Given instruction
The exercise asks you to copy every line below in which "Lifted" appears.

Input data
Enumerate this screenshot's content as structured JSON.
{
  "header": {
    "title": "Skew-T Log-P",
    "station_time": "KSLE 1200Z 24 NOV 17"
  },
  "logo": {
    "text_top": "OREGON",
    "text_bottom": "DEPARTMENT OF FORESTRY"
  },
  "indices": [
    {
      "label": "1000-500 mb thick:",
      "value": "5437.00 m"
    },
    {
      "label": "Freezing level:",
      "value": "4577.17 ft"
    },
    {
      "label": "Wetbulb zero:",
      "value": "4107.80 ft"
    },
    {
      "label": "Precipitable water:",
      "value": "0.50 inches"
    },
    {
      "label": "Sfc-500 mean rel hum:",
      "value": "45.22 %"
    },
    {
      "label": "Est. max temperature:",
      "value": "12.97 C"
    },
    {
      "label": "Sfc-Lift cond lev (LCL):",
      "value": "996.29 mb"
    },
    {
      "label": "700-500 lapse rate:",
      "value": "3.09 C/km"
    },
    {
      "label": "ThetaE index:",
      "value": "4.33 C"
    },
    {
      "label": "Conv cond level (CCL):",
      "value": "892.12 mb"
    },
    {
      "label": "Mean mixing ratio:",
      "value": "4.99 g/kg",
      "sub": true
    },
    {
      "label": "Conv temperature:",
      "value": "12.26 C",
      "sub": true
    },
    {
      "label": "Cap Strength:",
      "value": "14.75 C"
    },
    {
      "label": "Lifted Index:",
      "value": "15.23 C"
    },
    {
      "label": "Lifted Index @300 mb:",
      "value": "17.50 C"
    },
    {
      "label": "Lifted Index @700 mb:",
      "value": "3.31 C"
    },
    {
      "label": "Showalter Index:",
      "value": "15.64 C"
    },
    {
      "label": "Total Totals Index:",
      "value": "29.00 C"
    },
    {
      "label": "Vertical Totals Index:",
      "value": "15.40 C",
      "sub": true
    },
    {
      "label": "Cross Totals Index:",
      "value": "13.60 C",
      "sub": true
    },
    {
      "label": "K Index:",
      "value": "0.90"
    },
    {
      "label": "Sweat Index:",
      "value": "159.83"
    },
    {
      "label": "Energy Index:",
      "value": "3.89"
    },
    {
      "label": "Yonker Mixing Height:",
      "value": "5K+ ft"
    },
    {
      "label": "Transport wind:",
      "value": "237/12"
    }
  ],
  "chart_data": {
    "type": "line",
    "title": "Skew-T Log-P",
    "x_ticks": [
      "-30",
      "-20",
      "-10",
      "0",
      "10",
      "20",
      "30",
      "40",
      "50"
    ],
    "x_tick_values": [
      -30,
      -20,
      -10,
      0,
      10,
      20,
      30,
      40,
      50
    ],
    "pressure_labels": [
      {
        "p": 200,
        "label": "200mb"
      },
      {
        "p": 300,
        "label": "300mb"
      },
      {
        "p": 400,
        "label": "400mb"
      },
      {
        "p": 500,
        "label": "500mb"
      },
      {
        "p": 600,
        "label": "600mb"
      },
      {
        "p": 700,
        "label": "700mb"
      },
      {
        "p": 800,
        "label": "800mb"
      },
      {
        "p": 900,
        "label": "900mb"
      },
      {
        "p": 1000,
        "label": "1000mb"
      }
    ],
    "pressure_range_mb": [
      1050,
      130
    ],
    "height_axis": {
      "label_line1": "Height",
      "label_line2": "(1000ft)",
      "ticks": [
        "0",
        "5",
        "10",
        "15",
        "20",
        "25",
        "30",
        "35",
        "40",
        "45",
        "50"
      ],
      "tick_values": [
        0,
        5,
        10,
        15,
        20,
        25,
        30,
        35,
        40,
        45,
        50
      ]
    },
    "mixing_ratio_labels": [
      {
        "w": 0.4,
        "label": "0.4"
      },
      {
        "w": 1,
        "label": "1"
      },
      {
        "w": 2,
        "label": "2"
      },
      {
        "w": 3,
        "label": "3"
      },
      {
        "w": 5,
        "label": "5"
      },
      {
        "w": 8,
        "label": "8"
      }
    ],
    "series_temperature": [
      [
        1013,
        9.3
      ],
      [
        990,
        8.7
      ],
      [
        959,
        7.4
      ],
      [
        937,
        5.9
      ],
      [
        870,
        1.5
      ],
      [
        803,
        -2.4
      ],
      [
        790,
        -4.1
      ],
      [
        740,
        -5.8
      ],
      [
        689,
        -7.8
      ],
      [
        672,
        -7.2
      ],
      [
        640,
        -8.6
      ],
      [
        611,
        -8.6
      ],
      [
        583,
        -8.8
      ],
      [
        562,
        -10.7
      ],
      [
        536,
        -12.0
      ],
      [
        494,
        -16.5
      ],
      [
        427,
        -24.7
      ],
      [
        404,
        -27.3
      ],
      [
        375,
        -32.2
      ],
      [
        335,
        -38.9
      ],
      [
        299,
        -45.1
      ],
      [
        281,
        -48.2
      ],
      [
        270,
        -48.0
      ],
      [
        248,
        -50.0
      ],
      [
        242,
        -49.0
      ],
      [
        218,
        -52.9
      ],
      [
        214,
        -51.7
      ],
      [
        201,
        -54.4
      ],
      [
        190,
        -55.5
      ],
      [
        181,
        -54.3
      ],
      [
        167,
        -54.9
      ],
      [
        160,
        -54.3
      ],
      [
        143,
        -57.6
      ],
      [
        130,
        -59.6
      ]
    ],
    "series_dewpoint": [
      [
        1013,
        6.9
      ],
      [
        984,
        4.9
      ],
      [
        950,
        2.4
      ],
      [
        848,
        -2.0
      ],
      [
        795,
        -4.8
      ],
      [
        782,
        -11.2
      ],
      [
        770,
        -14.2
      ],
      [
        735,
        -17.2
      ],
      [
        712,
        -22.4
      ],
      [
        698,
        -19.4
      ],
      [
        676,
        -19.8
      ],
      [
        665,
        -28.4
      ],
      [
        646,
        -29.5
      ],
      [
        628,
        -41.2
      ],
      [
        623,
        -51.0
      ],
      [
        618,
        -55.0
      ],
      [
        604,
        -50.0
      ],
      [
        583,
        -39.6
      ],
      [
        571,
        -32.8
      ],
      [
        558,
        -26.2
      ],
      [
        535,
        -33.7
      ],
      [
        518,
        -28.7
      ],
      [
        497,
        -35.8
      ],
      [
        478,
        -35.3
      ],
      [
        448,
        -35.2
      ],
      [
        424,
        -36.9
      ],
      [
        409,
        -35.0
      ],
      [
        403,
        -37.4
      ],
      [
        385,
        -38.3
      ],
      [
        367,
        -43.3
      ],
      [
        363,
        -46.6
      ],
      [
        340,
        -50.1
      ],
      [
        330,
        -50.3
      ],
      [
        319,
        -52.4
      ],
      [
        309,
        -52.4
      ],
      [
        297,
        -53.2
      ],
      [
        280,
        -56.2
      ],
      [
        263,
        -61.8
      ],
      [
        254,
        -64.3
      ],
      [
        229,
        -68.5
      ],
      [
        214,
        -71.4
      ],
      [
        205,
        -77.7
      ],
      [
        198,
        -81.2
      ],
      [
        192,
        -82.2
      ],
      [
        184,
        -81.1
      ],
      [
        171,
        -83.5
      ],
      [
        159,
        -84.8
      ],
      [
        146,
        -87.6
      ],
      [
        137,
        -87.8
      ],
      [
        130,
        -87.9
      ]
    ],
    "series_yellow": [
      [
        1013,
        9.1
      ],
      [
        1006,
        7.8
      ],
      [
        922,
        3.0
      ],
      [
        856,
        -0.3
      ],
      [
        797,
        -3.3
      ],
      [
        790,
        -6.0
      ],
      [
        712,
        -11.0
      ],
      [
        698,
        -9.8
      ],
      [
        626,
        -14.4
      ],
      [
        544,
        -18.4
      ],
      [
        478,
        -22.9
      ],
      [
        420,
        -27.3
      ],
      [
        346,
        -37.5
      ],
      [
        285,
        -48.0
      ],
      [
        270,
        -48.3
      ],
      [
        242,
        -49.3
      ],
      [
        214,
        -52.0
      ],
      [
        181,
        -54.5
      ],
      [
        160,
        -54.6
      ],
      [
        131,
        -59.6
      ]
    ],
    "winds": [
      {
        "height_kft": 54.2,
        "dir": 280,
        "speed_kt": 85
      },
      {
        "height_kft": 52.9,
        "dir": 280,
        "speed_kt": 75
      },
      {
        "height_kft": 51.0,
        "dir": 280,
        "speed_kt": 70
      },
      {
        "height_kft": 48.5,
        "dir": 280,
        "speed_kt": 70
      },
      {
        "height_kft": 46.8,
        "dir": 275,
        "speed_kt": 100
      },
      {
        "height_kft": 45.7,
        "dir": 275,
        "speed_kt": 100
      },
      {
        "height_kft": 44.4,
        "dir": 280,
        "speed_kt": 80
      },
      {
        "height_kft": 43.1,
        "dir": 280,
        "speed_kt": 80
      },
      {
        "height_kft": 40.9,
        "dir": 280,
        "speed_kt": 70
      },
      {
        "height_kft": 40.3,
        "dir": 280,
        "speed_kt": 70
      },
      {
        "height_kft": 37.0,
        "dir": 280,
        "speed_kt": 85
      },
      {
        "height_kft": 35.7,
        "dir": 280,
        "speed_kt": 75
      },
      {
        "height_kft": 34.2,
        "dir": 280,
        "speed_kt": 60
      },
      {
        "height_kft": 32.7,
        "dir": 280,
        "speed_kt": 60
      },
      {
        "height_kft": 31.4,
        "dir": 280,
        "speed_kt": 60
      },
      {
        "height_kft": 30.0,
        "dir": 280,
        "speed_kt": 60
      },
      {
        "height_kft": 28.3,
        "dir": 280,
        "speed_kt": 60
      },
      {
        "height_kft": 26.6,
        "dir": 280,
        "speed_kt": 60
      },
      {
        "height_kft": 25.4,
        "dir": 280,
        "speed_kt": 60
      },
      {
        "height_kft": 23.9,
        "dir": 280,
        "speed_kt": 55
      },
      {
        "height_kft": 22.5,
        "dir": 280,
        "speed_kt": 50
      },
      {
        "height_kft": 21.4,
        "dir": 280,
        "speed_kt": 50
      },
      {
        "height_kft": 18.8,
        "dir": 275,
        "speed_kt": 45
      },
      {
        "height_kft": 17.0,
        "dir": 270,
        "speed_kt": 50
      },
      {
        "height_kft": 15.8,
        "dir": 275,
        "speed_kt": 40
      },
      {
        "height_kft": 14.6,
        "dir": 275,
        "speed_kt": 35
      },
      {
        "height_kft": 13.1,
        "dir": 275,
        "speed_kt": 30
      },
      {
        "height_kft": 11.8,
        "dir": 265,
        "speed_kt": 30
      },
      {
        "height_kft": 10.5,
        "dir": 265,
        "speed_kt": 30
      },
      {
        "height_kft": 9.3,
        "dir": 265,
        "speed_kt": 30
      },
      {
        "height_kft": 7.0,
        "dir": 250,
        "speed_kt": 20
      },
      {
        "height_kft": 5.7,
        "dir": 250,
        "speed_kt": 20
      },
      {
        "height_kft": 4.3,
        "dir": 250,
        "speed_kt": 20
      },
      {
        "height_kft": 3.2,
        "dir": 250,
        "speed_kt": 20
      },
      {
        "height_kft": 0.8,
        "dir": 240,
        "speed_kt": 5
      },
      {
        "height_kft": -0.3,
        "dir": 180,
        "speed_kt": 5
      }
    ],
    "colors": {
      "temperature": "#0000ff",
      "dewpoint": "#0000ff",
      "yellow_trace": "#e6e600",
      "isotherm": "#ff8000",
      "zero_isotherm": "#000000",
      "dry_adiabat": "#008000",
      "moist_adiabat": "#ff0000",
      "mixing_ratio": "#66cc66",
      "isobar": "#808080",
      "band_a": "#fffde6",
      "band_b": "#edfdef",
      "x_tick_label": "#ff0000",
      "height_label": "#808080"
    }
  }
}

Written solution
      "label": "Lifted Index:",
      "label": "Lifted Index @300 mb:",
      "label": "Lifted Index @700 mb:",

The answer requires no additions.